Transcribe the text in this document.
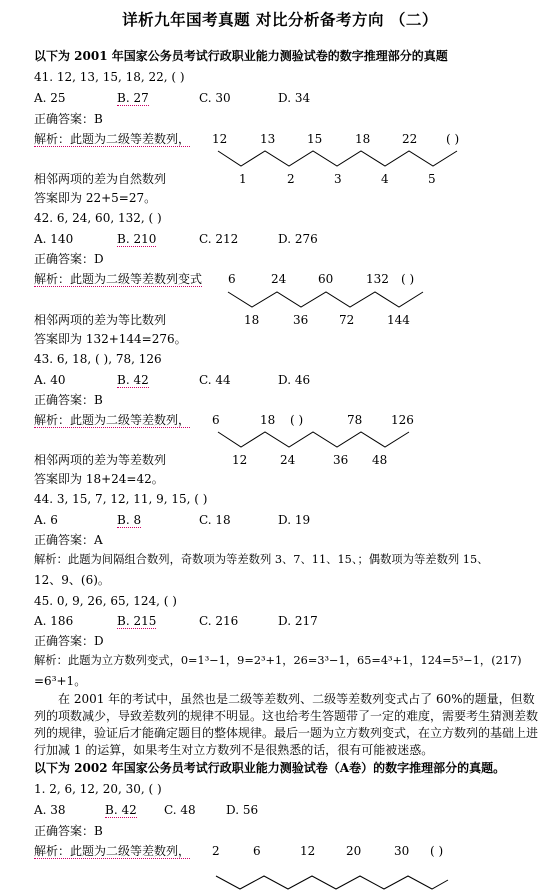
详析九年国考真题 对比分析备考方向 （二）
以下为 2001 年国家公务员考试行政职业能力测验试卷的数字推理部分的真题
41. 12, 13, 15, 18, 22, ( )
A. 25	B. 27	C. 30	D. 34
正确答案：B
解析：此题为二级等差数列， 12	13	15	18	22 ( )
1	2	3	4	5
相邻两项的差为自然数列
答案即为 22+5=27。
42. 6, 24, 60, 132, ( )
A. 140	B. 210	C. 212	D. 276
正确答案：D
解析：此题为二级等差数列变式 6	24	60	132 ( )
相邻两项的差为等比数列	18	36	72	144
答案即为 132+144=276。
43. 6, 18, ( ), 78, 126
A. 40	B. 42	C. 44	D. 46
正确答案：B
解析：此题为二级等差数列， 6	18 ( )	78 126
相邻两项的差为等差数列	12	24	36 48
答案即为 18+24=42。
44. 3, 15, 7, 12, 11, 9, 15, ( )
A. 6	B. 8	C. 18	D. 19
正确答案：A
解析：此题为间隔组合数列，奇数项为等差数列 3、7、11、15、；偶数项为等差数列 15、
12、9、(6)。
45. 0, 9, 26, 65, 124, ( )
A. 186	B. 215	C. 216	D. 217
正确答案：D
解析：此题为立方数列变式，0=1³−1，9=2³+1，26=3³−1，65=4³+1，124=5³−1，(217)
=6³+1。
在 2001 年的考试中，虽然也是二级等差数列、二级等差数列变式占了 60%的题量，但数列的项数减少，导致差数列的规律不明显。这也给考生答题带了一定的难度，需要考生猜测差数列的规律，验证后才能确定题目的整体规律。最后一题为立方数列变式，在立方数列的基础上进行加减 1 的运算，如果考生对立方数列不是很熟悉的话，很有可能被迷惑。
以下为 2002 年国家公务员考试行政职业能力测验试卷（A卷）的数字推理部分的真题。
1. 2, 6, 12, 20, 30, ( )
A. 38	B. 42 C. 48	D. 56
正确答案：B
解析：此题为二级等差数列， 2	6	12	20	30 ( )
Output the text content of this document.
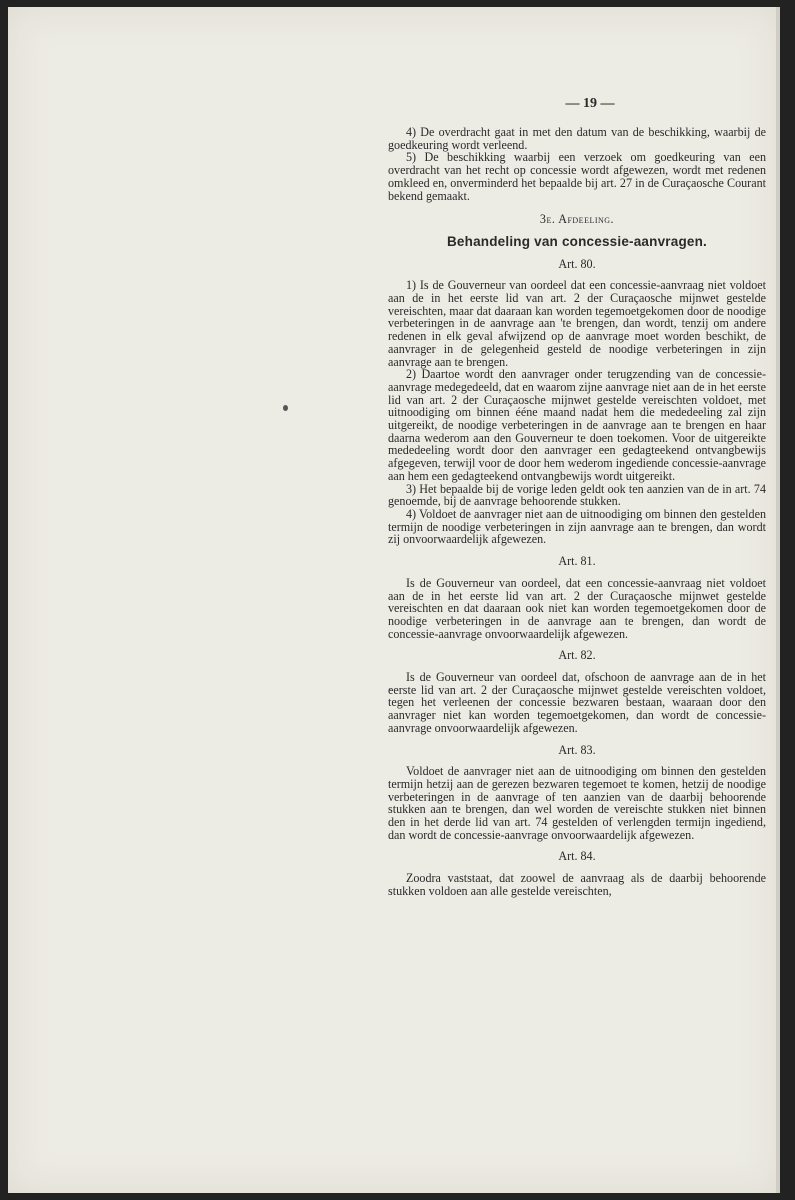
— 19 —

4) De overdracht gaat in met den datum van de beschikking, waarbij de goedkeuring wordt verleend.

5) De beschikking waarbij een verzoek om goedkeuring van een overdracht van het recht op concessie wordt afgewezen, wordt met redenen omkleed en, onverminderd het bepaalde bij art. 27 in de Curaçaosche Courant bekend gemaakt.

3e. Afdeeling.

Behandeling van concessie-aanvragen.

Art. 80.

1) Is de Gouverneur van oordeel dat een concessie-aanvraag niet voldoet aan de in het eerste lid van art. 2 der Curaçaosche mijnwet gestelde vereischten, maar dat daaraan kan worden tegemoetgekomen door de noodige verbeteringen in de aanvrage aan 'te brengen, dan wordt, tenzij om andere redenen in elk geval afwijzend op de aanvrage moet worden beschikt, de aanvrager in de gelegenheid gesteld de noodige verbeteringen in zijn aanvrage aan te brengen.

2) Daartoe wordt den aanvrager onder terugzending van de concessie-aanvrage medegedeeld, dat en waarom zijne aanvrage niet aan de in het eerste lid van art. 2 der Curaçaosche mijnwet gestelde vereischten voldoet, met uitnoodiging om binnen ééne maand nadat hem die mededeeling zal zijn uitgereikt, de noodige verbeteringen in de aanvrage aan te brengen en haar daarna wederom aan den Gouverneur te doen toekomen. Voor de uitgereikte mededeeling wordt door den aanvrager een gedagteekend ontvangbewijs afgegeven, terwijl voor de door hem wederom ingediende concessie-aanvrage aan hem een gedagteekend ontvangbewijs wordt uitgereikt.

3) Het bepaalde bij de vorige leden geldt ook ten aanzien van de in art. 74 genoemde, bij de aanvrage behoorende stukken.

4) Voldoet de aanvrager niet aan de uitnoodiging om binnen den gestelden termijn de noodige verbeteringen in zijn aanvrage aan te brengen, dan wordt zij onvoorwaardelijk afgewezen.

Art. 81.

Is de Gouverneur van oordeel, dat een concessie-aanvraag niet voldoet aan de in het eerste lid van art. 2 der Curaçaosche mijnwet gestelde vereischten en dat daaraan ook niet kan worden tegemoetgekomen door de noodige verbeteringen in de aanvrage aan te brengen, dan wordt de concessie-aanvrage onvoorwaardelijk afgewezen.

Art. 82.

Is de Gouverneur van oordeel dat, ofschoon de aanvrage aan de in het eerste lid van art. 2 der Curaçaosche mijnwet gestelde vereischten voldoet, tegen het verleenen der concessie bezwaren bestaan, waaraan door den aanvrager niet kan worden tegemoetgekomen, dan wordt de concessie-aanvrage onvoorwaardelijk afgewezen.

Art. 83.

Voldoet de aanvrager niet aan de uitnoodiging om binnen den gestelden termijn hetzij aan de gerezen bezwaren tegemoet te komen, hetzij de noodige verbeteringen in de aanvrage of ten aanzien van de daarbij behoorende stukken aan te brengen, dan wel worden de vereischte stukken niet binnen den in het derde lid van art. 74 gestelden of verlengden termijn ingediend, dan wordt de concessie-aanvrage onvoorwaardelijk afgewezen.

Art. 84.

Zoodra vaststaat, dat zoowel de aanvraag als de daarbij behoorende stukken voldoen aan alle gestelde vereischten,
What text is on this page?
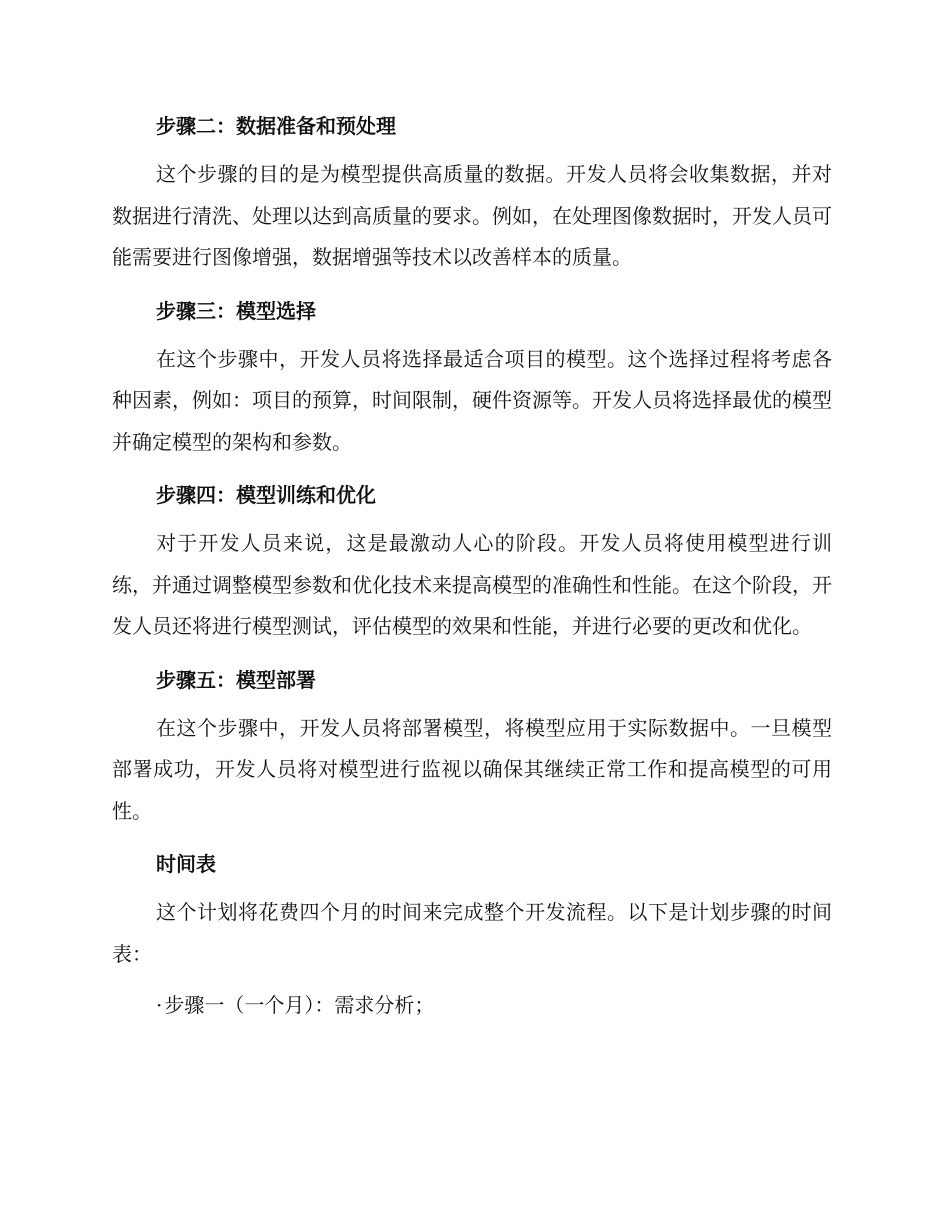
步骤二：数据准备和预处理

这个步骤的目的是为模型提供高质量的数据。开发人员将会收集数据，并对数据进行清洗、处理以达到高质量的要求。例如，在处理图像数据时，开发人员可能需要进行图像增强，数据增强等技术以改善样本的质量。

步骤三：模型选择

在这个步骤中，开发人员将选择最适合项目的模型。这个选择过程将考虑各种因素，例如：项目的预算，时间限制，硬件资源等。开发人员将选择最优的模型并确定模型的架构和参数。

步骤四：模型训练和优化

对于开发人员来说，这是最激动人心的阶段。开发人员将使用模型进行训练，并通过调整模型参数和优化技术来提高模型的准确性和性能。在这个阶段，开发人员还将进行模型测试，评估模型的效果和性能，并进行必要的更改和优化。

步骤五：模型部署

在这个步骤中，开发人员将部署模型，将模型应用于实际数据中。一旦模型部署成功，开发人员将对模型进行监视以确保其继续正常工作和提高模型的可用性。

时间表

这个计划将花费四个月的时间来完成整个开发流程。以下是计划步骤的时间表：

· 步骤一（一个月）：需求分析；
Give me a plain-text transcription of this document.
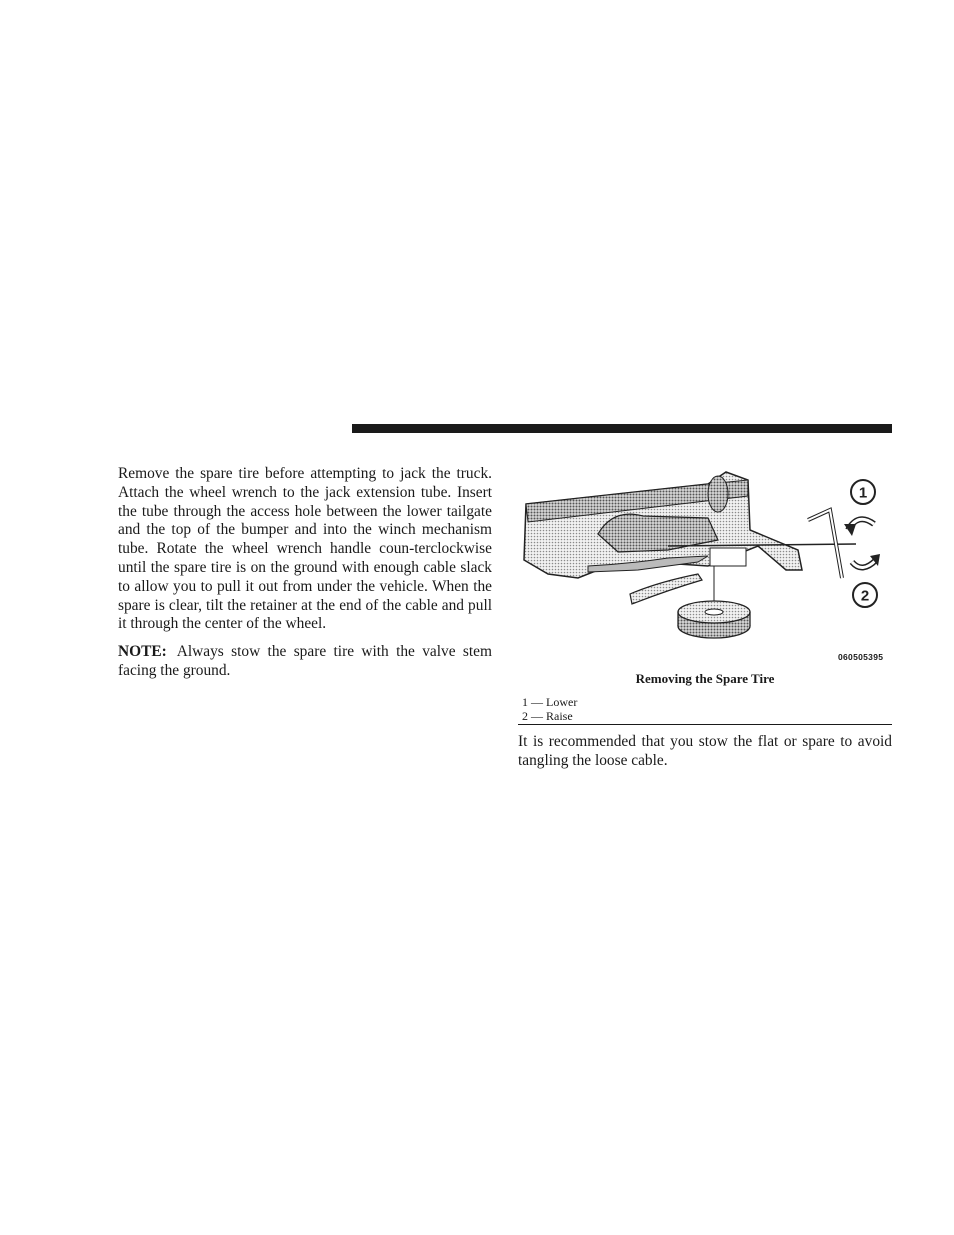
Remove the spare tire before attempting to jack the truck. Attach the wheel wrench to the jack extension tube. Insert the tube through the access hole between the lower tailgate and the top of the bumper and into the winch mechanism tube. Rotate the wheel wrench handle coun-terclockwise until the spare tire is on the ground with enough cable slack to allow you to pull it out from under the vehicle. When the spare is clear, tilt the retainer at the end of the cable and pull it through the center of the wheel.

NOTE: Always stow the spare tire with the valve stem facing the ground.

1
2
060505395
Removing the Spare Tire
1 — Lower
2 — Raise

It is recommended that you stow the flat or spare to avoid tangling the loose cable.
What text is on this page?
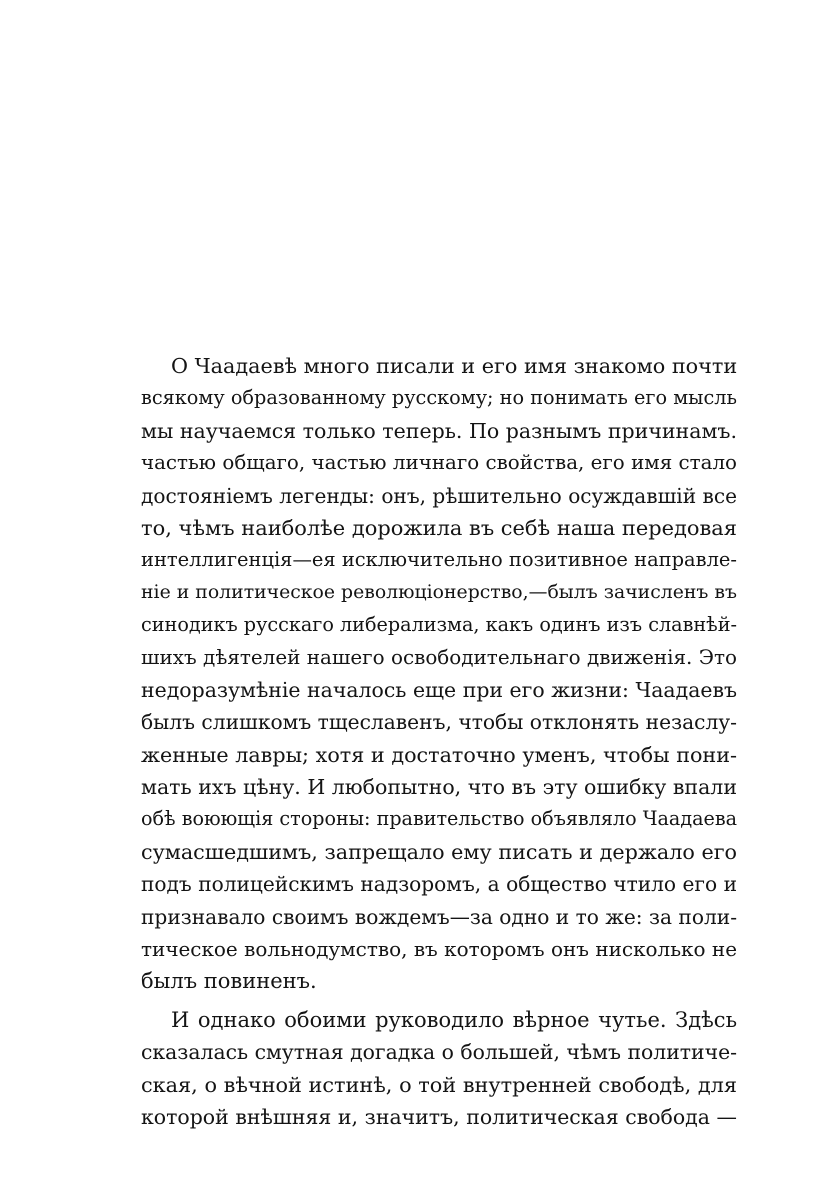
О Чаадаевѣ много писали и его имя знакомо почти
всякому образованному русскому; но понимать его мысль
мы научаемся только теперь. По разнымъ причинамъ.
частью общаго, частью личнаго свойства, его имя стало
достояніемъ легенды: онъ, рѣшительно осуждавшій все
то, чѣмъ наиболѣе дорожила въ себѣ наша передовая
интеллигенція—ея исключительно позитивное направле-
ніе и политическое революціонерство,—былъ зачисленъ въ
синодикъ русскаго либерализма, какъ одинъ изъ славнѣй-
шихъ дѣятелей нашего освободительнаго движенія. Это
недоразумѣніе началось еще при его жизни: Чаадаевъ
былъ слишкомъ тщеславенъ, чтобы отклонять незаслу-
женные лавры; хотя и достаточно уменъ, чтобы пони-
мать ихъ цѣну. И любопытно, что въ эту ошибку впали
обѣ воюющія стороны: правительство объявляло Чаадаева
сумасшедшимъ, запрещало ему писать и держало его
подъ полицейскимъ надзоромъ, а общество чтило его и
признавало своимъ вождемъ—за одно и то же: за поли-
тическое вольнодумство, въ которомъ онъ нисколько не
былъ повиненъ.
И однако обоими руководило вѣрное чутье. Здѣсь
сказалась смутная догадка о большей, чѣмъ политиче-
ская, о вѣчной истинѣ, о той внутренней свободѣ, для
которой внѣшняя и, значитъ, политическая свобода —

• **Requirement**: Your task is to list each line of the records with the word "this".

• **The output**:
Transcribe the text in this document.
Output the text content of this document.
What text is on this page?
Give me a plain-text transcription of this document.
What text is on this page?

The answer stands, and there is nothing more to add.